## EXERCISE INSTRUCTIONS
Reproduce the records exactly.

==================================================

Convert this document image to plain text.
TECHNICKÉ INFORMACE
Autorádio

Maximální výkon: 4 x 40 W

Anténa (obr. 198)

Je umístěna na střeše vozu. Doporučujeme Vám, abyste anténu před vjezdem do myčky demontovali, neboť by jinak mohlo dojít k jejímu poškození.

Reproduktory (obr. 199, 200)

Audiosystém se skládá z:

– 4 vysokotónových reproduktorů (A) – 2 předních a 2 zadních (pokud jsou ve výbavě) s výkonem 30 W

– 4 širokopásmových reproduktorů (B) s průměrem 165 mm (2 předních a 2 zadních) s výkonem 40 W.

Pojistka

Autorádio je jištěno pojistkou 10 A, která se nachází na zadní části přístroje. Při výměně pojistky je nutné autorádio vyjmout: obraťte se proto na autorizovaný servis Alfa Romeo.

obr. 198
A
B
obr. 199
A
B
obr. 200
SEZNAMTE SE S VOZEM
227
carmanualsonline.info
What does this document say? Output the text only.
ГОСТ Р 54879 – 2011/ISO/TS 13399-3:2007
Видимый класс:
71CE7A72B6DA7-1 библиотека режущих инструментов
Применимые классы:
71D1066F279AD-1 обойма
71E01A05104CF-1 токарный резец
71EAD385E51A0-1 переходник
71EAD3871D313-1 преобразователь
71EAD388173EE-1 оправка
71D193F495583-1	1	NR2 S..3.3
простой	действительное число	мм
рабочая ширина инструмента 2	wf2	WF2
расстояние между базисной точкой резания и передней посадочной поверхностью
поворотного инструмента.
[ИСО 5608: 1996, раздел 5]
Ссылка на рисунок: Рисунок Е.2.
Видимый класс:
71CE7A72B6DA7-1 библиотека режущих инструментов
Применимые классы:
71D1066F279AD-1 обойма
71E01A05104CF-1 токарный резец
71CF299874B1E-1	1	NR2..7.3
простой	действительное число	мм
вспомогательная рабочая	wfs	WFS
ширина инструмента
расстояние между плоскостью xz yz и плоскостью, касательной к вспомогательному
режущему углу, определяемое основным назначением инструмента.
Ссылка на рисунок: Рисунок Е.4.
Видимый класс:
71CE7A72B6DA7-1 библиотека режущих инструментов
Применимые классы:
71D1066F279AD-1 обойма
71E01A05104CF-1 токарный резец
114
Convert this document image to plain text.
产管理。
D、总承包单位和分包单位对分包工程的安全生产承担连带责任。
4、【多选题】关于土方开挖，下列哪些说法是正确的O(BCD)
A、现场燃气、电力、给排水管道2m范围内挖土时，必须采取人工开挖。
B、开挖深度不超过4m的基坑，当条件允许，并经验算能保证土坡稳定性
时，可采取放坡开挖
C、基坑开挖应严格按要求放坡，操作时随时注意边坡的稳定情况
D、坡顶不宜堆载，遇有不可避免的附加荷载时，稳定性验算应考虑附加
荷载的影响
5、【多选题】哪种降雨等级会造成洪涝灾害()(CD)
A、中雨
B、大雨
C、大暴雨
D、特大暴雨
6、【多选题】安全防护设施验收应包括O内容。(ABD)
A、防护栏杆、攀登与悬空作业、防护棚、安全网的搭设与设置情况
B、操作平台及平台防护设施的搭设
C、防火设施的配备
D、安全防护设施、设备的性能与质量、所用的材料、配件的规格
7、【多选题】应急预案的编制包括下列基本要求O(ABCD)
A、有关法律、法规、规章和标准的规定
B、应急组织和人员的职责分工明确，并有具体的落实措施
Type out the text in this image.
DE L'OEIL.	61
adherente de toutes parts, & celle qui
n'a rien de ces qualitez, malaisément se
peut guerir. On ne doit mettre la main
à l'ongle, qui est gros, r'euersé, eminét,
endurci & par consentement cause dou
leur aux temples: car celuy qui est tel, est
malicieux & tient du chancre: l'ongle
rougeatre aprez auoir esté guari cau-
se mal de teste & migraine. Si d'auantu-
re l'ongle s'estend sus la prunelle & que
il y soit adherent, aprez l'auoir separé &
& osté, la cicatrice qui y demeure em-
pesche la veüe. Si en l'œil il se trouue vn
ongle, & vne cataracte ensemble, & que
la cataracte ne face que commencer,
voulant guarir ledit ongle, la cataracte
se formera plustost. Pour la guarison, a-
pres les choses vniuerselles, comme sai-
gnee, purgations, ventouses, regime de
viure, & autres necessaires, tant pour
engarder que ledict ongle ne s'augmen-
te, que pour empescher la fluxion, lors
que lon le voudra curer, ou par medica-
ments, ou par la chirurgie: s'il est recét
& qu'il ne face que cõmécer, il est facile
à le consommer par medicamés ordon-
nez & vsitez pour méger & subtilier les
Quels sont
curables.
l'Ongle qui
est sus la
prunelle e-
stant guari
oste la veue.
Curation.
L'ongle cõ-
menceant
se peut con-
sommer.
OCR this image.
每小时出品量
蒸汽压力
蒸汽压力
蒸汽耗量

==================================================

## WRITTEN SOLUTION
Convert this document image to plain text.
TECHNICKÉ INFORMACE
Autorádio

Maximální výkon: 4 x 40 W

Anténa (obr. 198)

Je umístěna na střeše vozu. Doporučujeme Vám, abyste anténu před vjezdem do myčky demontovali, neboť by jinak mohlo dojít k jejímu poškození.

Reproduktory (obr. 199, 200)

Audiosystém se skládá z:

– 4 vysokotónových reproduktorů (A) – 2 předních a 2 zadních (pokud jsou ve výbavě) s výkonem 30 W

– 4 širokopásmových reproduktorů (B) s průměrem 165 mm (2 předních a 2 zadních) s výkonem 40 W.

Pojistka

Autorádio je jištěno pojistkou 10 A, která se nachází na zadní části přístroje. Při výměně pojistky je nutné autorádio vyjmout: obraťte se proto na autorizovaný servis Alfa Romeo.

obr. 198
A
B
obr. 199
A
B
obr. 200
SEZNAMTE SE S VOZEM
227
carmanualsonline.info
What does this document say? Output the text only.
ГОСТ Р 54879 – 2011/ISO/TS 13399-3:2007
Видимый класс:
71CE7A72B6DA7-1 библиотека режущих инструментов
Применимые классы:
71D1066F279AD-1 обойма
71E01A05104CF-1 токарный резец
71EAD385E51A0-1 переходник
71EAD3871D313-1 преобразователь
71EAD388173EE-1 оправка
71D193F495583-1	1	NR2 S..3.3
простой	действительное число	мм
рабочая ширина инструмента 2	wf2	WF2
расстояние между базисной точкой резания и передней посадочной поверхностью
поворотного инструмента.
[ИСО 5608: 1996, раздел 5]
Ссылка на рисунок: Рисунок Е.2.
Видимый класс:
71CE7A72B6DA7-1 библиотека режущих инструментов
Применимые классы:
71D1066F279AD-1 обойма
71E01A05104CF-1 токарный резец
71CF299874B1E-1	1	NR2..7.3
простой	действительное число	мм
вспомогательная рабочая	wfs	WFS
ширина инструмента
расстояние между плоскостью xz yz и плоскостью, касательной к вспомогательному
режущему углу, определяемое основным назначением инструмента.
Ссылка на рисунок: Рисунок Е.4.
Видимый класс:
71CE7A72B6DA7-1 библиотека режущих инструментов
Применимые классы:
71D1066F279AD-1 обойма
71E01A05104CF-1 токарный резец
114
Convert this document image to plain text.
产管理。
D、总承包单位和分包单位对分包工程的安全生产承担连带责任。
4、【多选题】关于土方开挖，下列哪些说法是正确的O(BCD)
A、现场燃气、电力、给排水管道2m范围内挖土时，必须采取人工开挖。
B、开挖深度不超过4m的基坑，当条件允许，并经验算能保证土坡稳定性
时，可采取放坡开挖
C、基坑开挖应严格按要求放坡，操作时随时注意边坡的稳定情况
D、坡顶不宜堆载，遇有不可避免的附加荷载时，稳定性验算应考虑附加
荷载的影响
5、【多选题】哪种降雨等级会造成洪涝灾害()(CD)
A、中雨
B、大雨
C、大暴雨
D、特大暴雨
6、【多选题】安全防护设施验收应包括O内容。(ABD)
A、防护栏杆、攀登与悬空作业、防护棚、安全网的搭设与设置情况
B、操作平台及平台防护设施的搭设
C、防火设施的配备
D、安全防护设施、设备的性能与质量、所用的材料、配件的规格
7、【多选题】应急预案的编制包括下列基本要求O(ABCD)
A、有关法律、法规、规章和标准的规定
B、应急组织和人员的职责分工明确，并有具体的落实措施
Type out the text in this image.
DE L'OEIL.	61
adherente de toutes parts, & celle qui
n'a rien de ces qualitez, malaisément se
peut guerir. On ne doit mettre la main
à l'ongle, qui est gros, r'euersé, eminét,
endurci & par consentement cause dou
leur aux temples: car celuy qui est tel, est
malicieux & tient du chancre: l'ongle
rougeatre aprez auoir esté guari cau-
se mal de teste & migraine. Si d'auantu-
re l'ongle s'estend sus la prunelle & que
il y soit adherent, aprez l'auoir separé &
& osté, la cicatrice qui y demeure em-
pesche la veüe. Si en l'œil il se trouue vn
ongle, & vne cataracte ensemble, & que
la cataracte ne face que commencer,
voulant guarir ledit ongle, la cataracte
se formera plustost. Pour la guarison, a-
pres les choses vniuerselles, comme sai-
gnee, purgations, ventouses, regime de
viure, & autres necessaires, tant pour
engarder que ledict ongle ne s'augmen-
te, que pour empescher la fluxion, lors
que lon le voudra curer, ou par medica-
ments, ou par la chirurgie: s'il est recét
& qu'il ne face que cõmécer, il est facile
à le consommer par medicamés ordon-
nez & vsitez pour méger & subtilier les
Quels sont
curables.
l'Ongle qui
est sus la
prunelle e-
stant guari
oste la veue.
Curation.
L'ongle cõ-
menceant
se peut con-
sommer.
OCR this image.
每小时出品量
蒸汽压力
蒸汽压力
蒸汽耗量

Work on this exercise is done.